## Extracted data
Begin

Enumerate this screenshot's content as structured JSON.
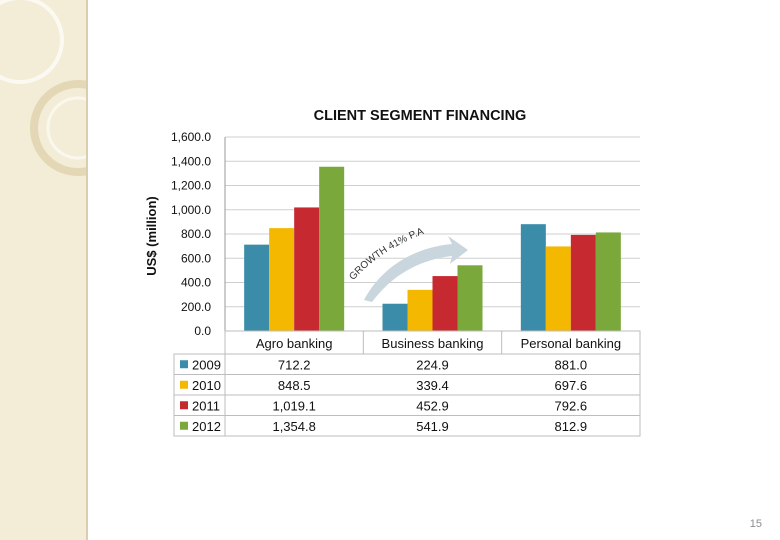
{
  "page_number": "15",
  "growth_note": "GROWTH 41% P.A",
  "colors": {
    "2009": "#3a8ca8",
    "2010": "#f5b800",
    "2011": "#c62a30",
    "2012": "#7aa83a",
    "arrow": "#c9d6de",
    "grid": "#cfcfcf",
    "sidebar": "#f3ecd6"
  },
  "chart_data": {
    "type": "bar",
    "title": "CLIENT SEGMENT FINANCING",
    "ylabel": "US$ (million)",
    "xlabel": "",
    "ylim": [
      0,
      1600
    ],
    "yticks": [
      "0.0",
      "200.0",
      "400.0",
      "600.0",
      "800.0",
      "1,000.0",
      "1,200.0",
      "1,400.0",
      "1,600.0"
    ],
    "categories": [
      "Agro banking",
      "Business banking",
      "Personal banking"
    ],
    "grid": true,
    "legend": "data-table",
    "series": [
      {
        "name": "2009",
        "values": [
          712.2,
          224.9,
          881.0
        ],
        "labels": [
          "712.2",
          "224.9",
          "881.0"
        ]
      },
      {
        "name": "2010",
        "values": [
          848.5,
          339.4,
          697.6
        ],
        "labels": [
          "848.5",
          "339.4",
          "697.6"
        ]
      },
      {
        "name": "2011",
        "values": [
          1019.1,
          452.9,
          792.6
        ],
        "labels": [
          "1,019.1",
          "452.9",
          "792.6"
        ]
      },
      {
        "name": "2012",
        "values": [
          1354.8,
          541.9,
          812.9
        ],
        "labels": [
          "1,354.8",
          "541.9",
          "812.9"
        ]
      }
    ]
  }
}
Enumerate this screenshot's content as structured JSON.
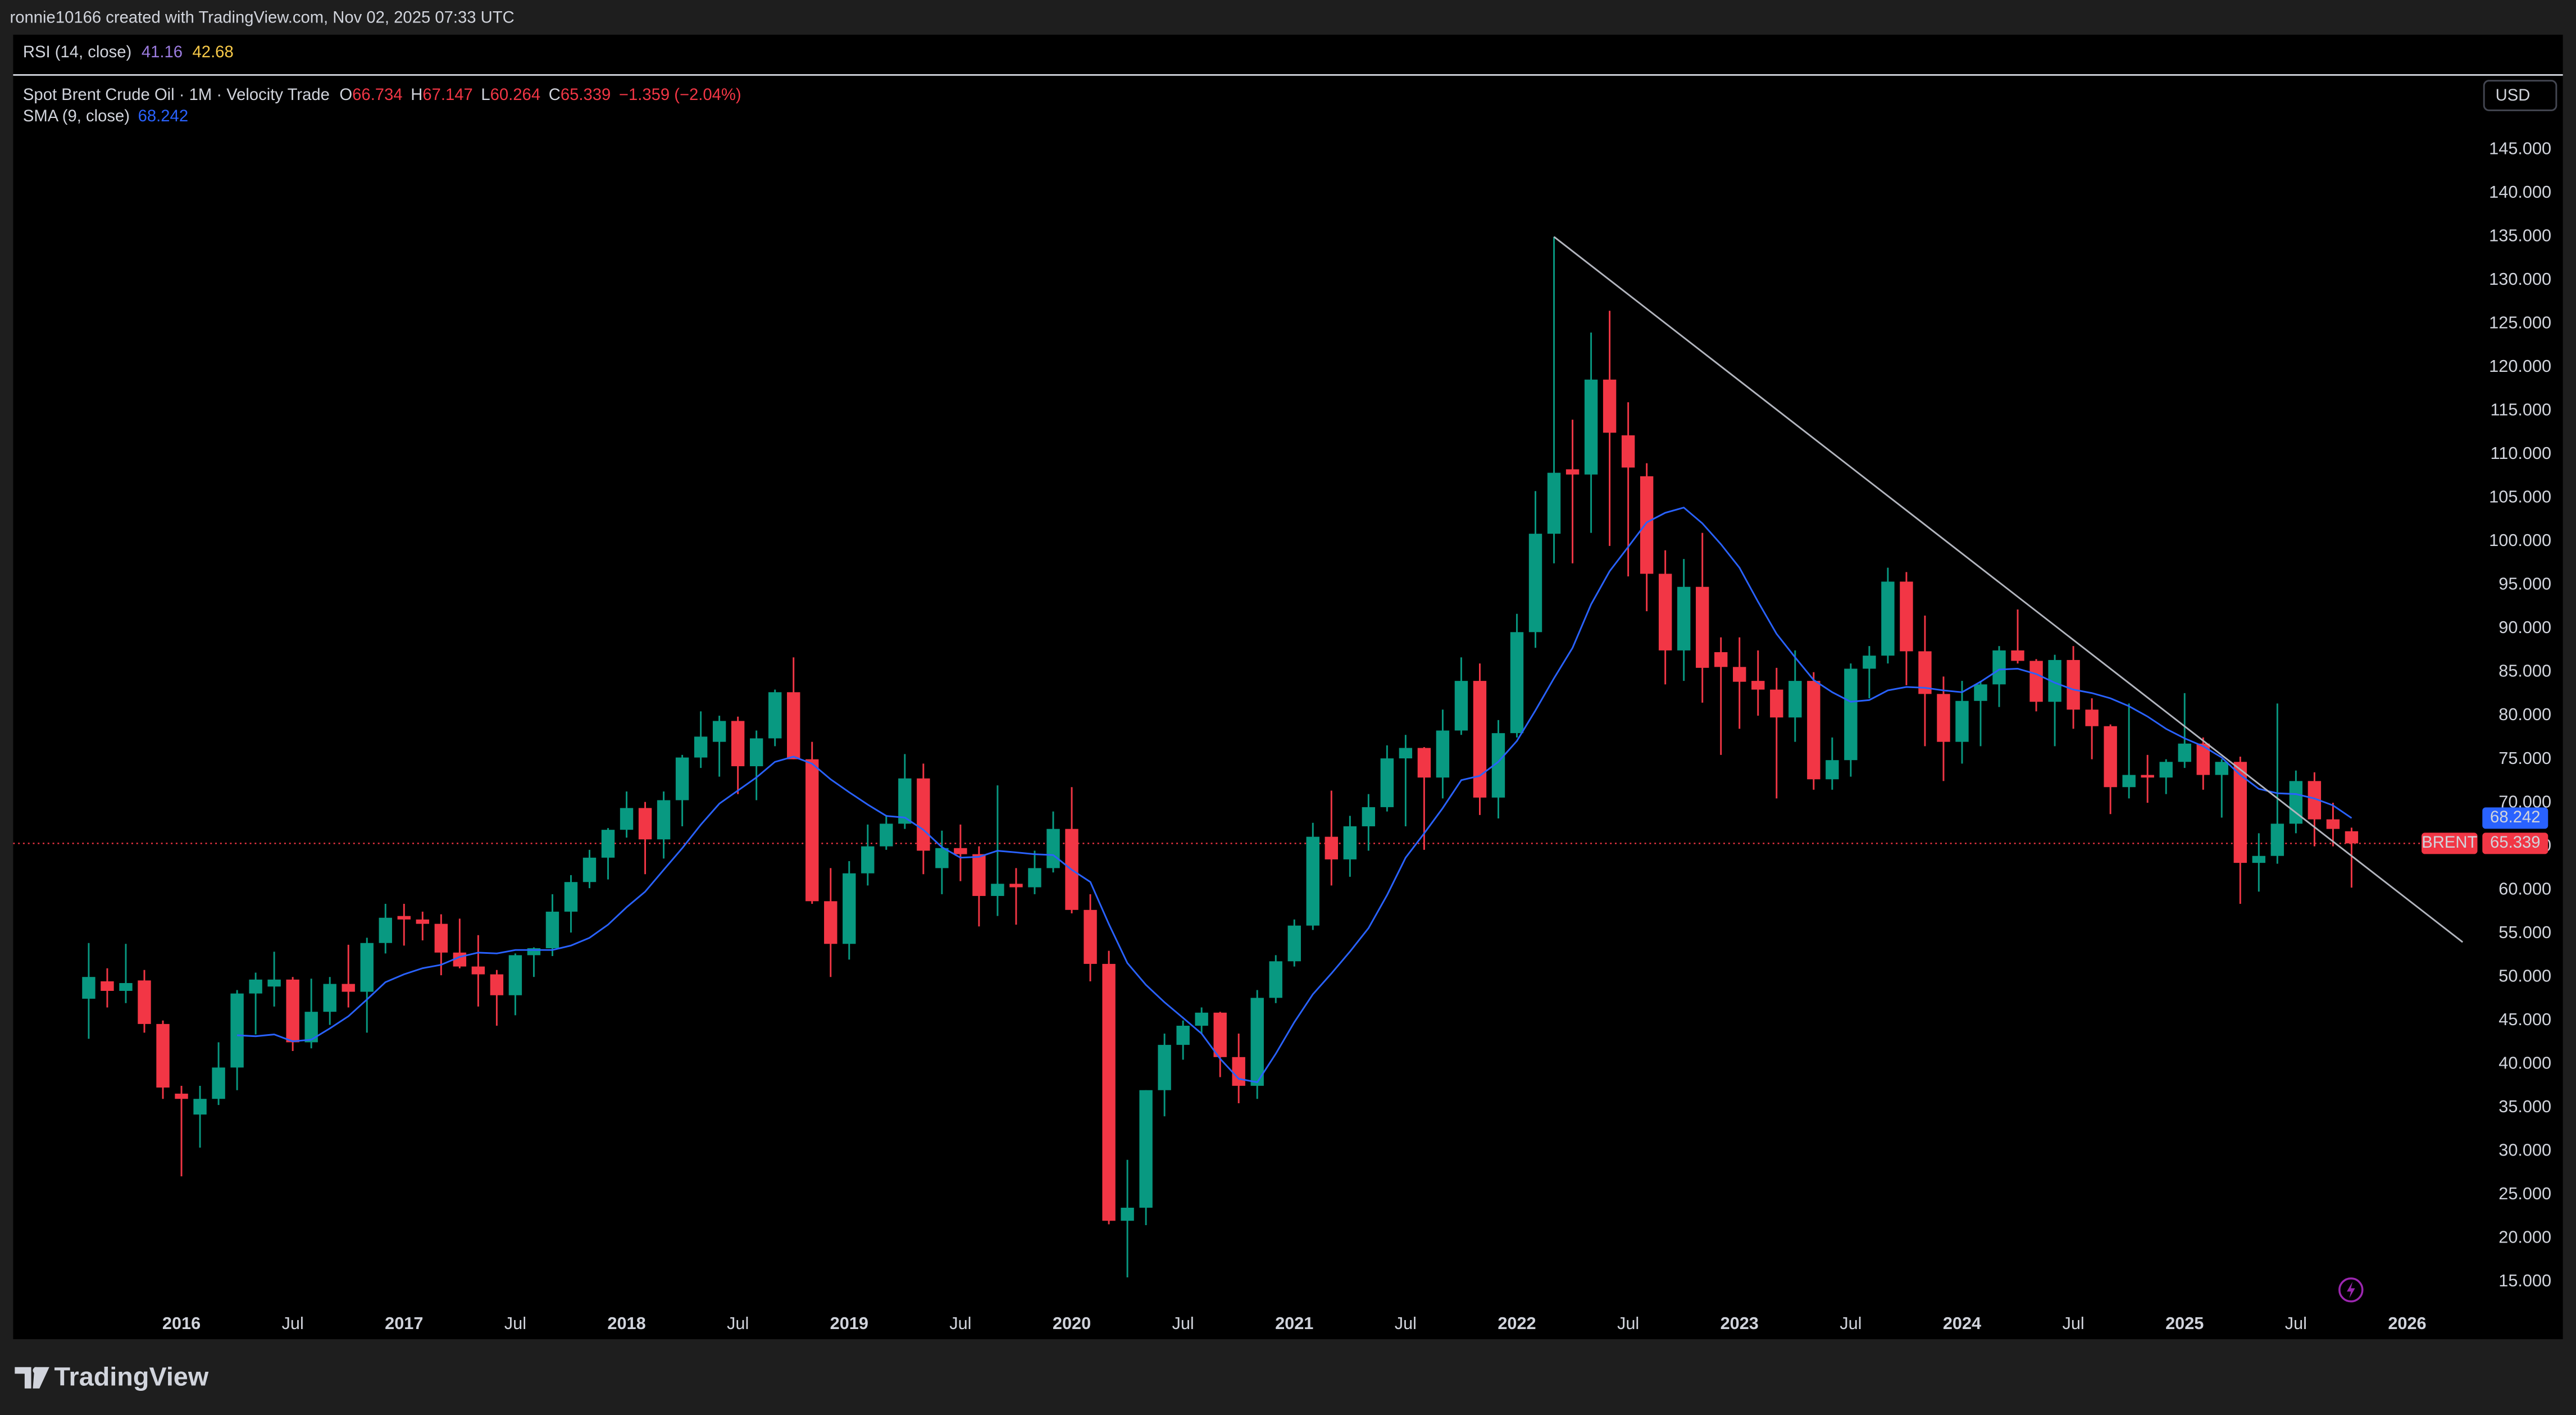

End

## Request
Output the entries above exactly. Drop the pictures.

## Written solution
Enumerate this screenshot's content as structured JSON.
{
  "page_number": "15",
  "growth_note": "GROWTH 41% P.A",
  "colors": {
    "2009": "#3a8ca8",
    "2010": "#f5b800",
    "2011": "#c62a30",
    "2012": "#7aa83a",
    "arrow": "#c9d6de",
    "grid": "#cfcfcf",
    "sidebar": "#f3ecd6"
  },
  "chart_data": {
    "type": "bar",
    "title": "CLIENT SEGMENT FINANCING",
    "ylabel": "US$ (million)",
    "xlabel": "",
    "ylim": [
      0,
      1600
    ],
    "yticks": [
      "0.0",
      "200.0",
      "400.0",
      "600.0",
      "800.0",
      "1,000.0",
      "1,200.0",
      "1,400.0",
      "1,600.0"
    ],
    "categories": [
      "Agro banking",
      "Business banking",
      "Personal banking"
    ],
    "grid": true,
    "legend": "data-table",
    "series": [
      {
        "name": "2009",
        "values": [
          712.2,
          224.9,
          881.0
        ],
        "labels": [
          "712.2",
          "224.9",
          "881.0"
        ]
      },
      {
        "name": "2010",
        "values": [
          848.5,
          339.4,
          697.6
        ],
        "labels": [
          "848.5",
          "339.4",
          "697.6"
        ]
      },
      {
        "name": "2011",
        "values": [
          1019.1,
          452.9,
          792.6
        ],
        "labels": [
          "1,019.1",
          "452.9",
          "792.6"
        ]
      },
      {
        "name": "2012",
        "values": [
          1354.8,
          541.9,
          812.9
        ],
        "labels": [
          "1,354.8",
          "541.9",
          "812.9"
        ]
      }
    ]
  }
}
Enumerate this screenshot's content as structured JSON.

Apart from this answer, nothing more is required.